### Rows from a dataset
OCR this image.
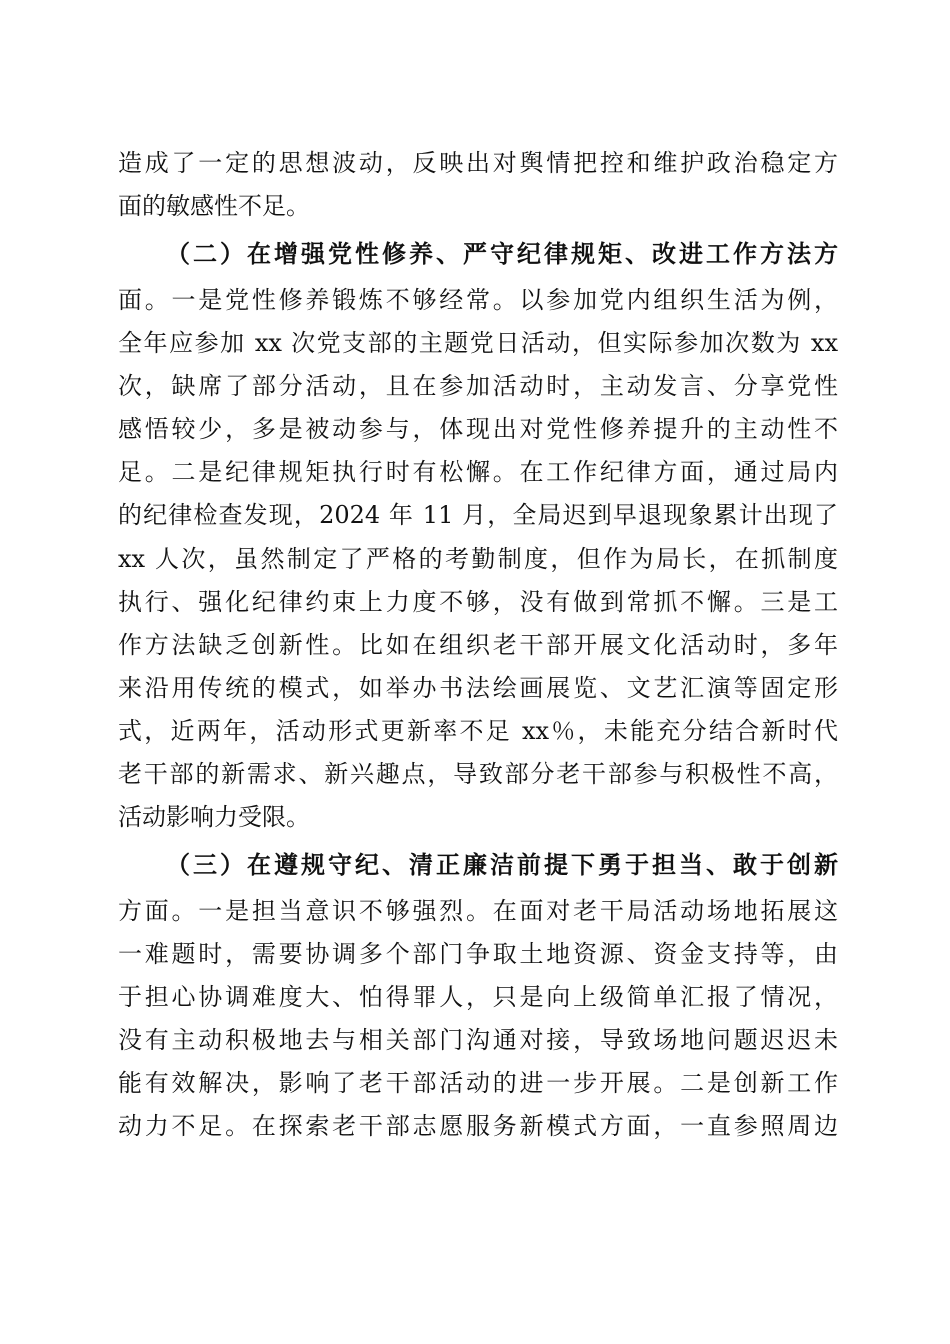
造成了一定的思想波动，反映出对舆情把控和维护政治稳定方
面的敏感性不足。
（二）在增强党性修养、严守纪律规矩、改进工作方法方
面。一是党性修养锻炼不够经常。以参加党内组织生活为例，
全年应参加 xx 次党支部的主题党日活动，但实际参加次数为 xx
次，缺席了部分活动，且在参加活动时，主动发言、分享党性
感悟较少，多是被动参与，体现出对党性修养提升的主动性不
足。二是纪律规矩执行时有松懈。在工作纪律方面，通过局内
的纪律检查发现，2024 年 11 月，全局迟到早退现象累计出现了
xx 人次，虽然制定了严格的考勤制度，但作为局长，在抓制度
执行、强化纪律约束上力度不够，没有做到常抓不懈。三是工
作方法缺乏创新性。比如在组织老干部开展文化活动时，多年
来沿用传统的模式，如举办书法绘画展览、文艺汇演等固定形
式，近两年，活动形式更新率不足 xx％，未能充分结合新时代
老干部的新需求、新兴趣点，导致部分老干部参与积极性不高，
活动影响力受限。
（三）在遵规守纪、清正廉洁前提下勇于担当、敢于创新
方面。一是担当意识不够强烈。在面对老干局活动场地拓展这
一难题时，需要协调多个部门争取土地资源、资金支持等，由
于担心协调难度大、怕得罪人，只是向上级简单汇报了情况，
没有主动积极地去与相关部门沟通对接，导致场地问题迟迟未
能有效解决，影响了老干部活动的进一步开展。二是创新工作
动力不足。在探索老干部志愿服务新模式方面，一直参照周边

### Task instructions
Take the listing above and print it exactly, apart from the pictures.

### Task response
OCR this image.
造成了一定的思想波动，反映出对舆情把控和维护政治稳定方
面的敏感性不足。
（二）在增强党性修养、严守纪律规矩、改进工作方法方
面。一是党性修养锻炼不够经常。以参加党内组织生活为例，
全年应参加 xx 次党支部的主题党日活动，但实际参加次数为 xx
次，缺席了部分活动，且在参加活动时，主动发言、分享党性
感悟较少，多是被动参与，体现出对党性修养提升的主动性不
足。二是纪律规矩执行时有松懈。在工作纪律方面，通过局内
的纪律检查发现，2024 年 11 月，全局迟到早退现象累计出现了
xx 人次，虽然制定了严格的考勤制度，但作为局长，在抓制度
执行、强化纪律约束上力度不够，没有做到常抓不懈。三是工
作方法缺乏创新性。比如在组织老干部开展文化活动时，多年
来沿用传统的模式，如举办书法绘画展览、文艺汇演等固定形
式，近两年，活动形式更新率不足 xx％，未能充分结合新时代
老干部的新需求、新兴趣点，导致部分老干部参与积极性不高，
活动影响力受限。
（三）在遵规守纪、清正廉洁前提下勇于担当、敢于创新
方面。一是担当意识不够强烈。在面对老干局活动场地拓展这
一难题时，需要协调多个部门争取土地资源、资金支持等，由
于担心协调难度大、怕得罪人，只是向上级简单汇报了情况，
没有主动积极地去与相关部门沟通对接，导致场地问题迟迟未
能有效解决，影响了老干部活动的进一步开展。二是创新工作
动力不足。在探索老干部志愿服务新模式方面，一直参照周边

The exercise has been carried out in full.